___ Provided material

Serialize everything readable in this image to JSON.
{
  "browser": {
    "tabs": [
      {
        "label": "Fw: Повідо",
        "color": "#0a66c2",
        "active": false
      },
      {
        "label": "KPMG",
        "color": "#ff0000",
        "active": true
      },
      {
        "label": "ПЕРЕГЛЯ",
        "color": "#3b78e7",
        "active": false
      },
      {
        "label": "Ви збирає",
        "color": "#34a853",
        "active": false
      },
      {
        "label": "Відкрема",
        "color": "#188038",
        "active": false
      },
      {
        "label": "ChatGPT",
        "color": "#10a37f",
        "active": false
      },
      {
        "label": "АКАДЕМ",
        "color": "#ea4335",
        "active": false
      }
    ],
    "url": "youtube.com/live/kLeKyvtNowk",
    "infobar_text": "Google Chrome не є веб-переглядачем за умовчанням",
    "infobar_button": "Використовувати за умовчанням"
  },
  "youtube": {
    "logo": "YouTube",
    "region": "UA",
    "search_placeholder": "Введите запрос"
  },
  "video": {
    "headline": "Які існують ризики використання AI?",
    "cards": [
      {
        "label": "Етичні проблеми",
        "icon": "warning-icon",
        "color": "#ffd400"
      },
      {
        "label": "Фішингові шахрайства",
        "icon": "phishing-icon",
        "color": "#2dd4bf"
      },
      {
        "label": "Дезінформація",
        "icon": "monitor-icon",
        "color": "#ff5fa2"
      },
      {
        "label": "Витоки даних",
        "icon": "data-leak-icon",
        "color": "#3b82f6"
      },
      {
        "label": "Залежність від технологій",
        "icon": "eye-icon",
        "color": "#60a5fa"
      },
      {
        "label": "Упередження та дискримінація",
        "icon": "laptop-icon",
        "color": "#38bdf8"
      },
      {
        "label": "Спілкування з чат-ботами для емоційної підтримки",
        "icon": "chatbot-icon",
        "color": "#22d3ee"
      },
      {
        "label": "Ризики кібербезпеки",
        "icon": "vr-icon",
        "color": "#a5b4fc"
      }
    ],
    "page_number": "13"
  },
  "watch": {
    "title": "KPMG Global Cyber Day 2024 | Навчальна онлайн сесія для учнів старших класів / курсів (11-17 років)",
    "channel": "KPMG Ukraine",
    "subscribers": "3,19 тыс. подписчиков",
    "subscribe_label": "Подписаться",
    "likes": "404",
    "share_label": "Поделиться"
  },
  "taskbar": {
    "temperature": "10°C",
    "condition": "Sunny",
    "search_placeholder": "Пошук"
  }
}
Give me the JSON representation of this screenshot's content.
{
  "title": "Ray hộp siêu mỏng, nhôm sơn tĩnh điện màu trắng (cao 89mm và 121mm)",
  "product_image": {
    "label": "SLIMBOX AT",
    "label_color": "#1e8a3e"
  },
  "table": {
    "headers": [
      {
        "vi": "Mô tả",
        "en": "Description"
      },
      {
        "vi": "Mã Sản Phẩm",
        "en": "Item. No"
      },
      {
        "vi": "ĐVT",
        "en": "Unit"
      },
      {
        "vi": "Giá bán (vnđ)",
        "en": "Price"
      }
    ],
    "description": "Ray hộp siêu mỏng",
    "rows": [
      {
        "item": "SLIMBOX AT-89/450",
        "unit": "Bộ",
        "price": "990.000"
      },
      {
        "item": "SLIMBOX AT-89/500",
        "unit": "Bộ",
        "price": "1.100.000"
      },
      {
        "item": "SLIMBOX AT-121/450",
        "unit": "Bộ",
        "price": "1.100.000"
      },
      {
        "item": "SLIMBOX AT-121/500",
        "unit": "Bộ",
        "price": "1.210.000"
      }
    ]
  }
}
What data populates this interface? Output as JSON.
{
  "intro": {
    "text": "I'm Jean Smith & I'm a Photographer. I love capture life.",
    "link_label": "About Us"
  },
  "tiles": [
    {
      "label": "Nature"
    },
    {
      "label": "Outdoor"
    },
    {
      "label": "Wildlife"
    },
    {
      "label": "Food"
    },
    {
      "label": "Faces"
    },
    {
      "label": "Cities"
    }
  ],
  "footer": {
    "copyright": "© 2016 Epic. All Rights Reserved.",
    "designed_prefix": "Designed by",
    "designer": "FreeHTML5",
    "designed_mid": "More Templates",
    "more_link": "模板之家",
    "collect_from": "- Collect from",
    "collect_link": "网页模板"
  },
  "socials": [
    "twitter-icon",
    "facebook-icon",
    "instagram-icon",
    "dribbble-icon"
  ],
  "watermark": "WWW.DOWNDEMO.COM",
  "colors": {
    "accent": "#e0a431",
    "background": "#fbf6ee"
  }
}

______

● Problem statement
Every line from the one holding "What data populates" through the final line of the listing must be echoed exactly; leave out all other lines.

● Task response
What data populates this interface? Output as JSON.
{
  "intro": {
    "text": "I'm Jean Smith & I'm a Photographer. I love capture life.",
    "link_label": "About Us"
  },
  "tiles": [
    {
      "label": "Nature"
    },
    {
      "label": "Outdoor"
    },
    {
      "label": "Wildlife"
    },
    {
      "label": "Food"
    },
    {
      "label": "Faces"
    },
    {
      "label": "Cities"
    }
  ],
  "footer": {
    "copyright": "© 2016 Epic. All Rights Reserved.",
    "designed_prefix": "Designed by",
    "designer": "FreeHTML5",
    "designed_mid": "More Templates",
    "more_link": "模板之家",
    "collect_from": "- Collect from",
    "collect_link": "网页模板"
  },
  "socials": [
    "twitter-icon",
    "facebook-icon",
    "instagram-icon",
    "dribbble-icon"
  ],
  "watermark": "WWW.DOWNDEMO.COM",
  "colors": {
    "accent": "#e0a431",
    "background": "#fbf6ee"
  }
}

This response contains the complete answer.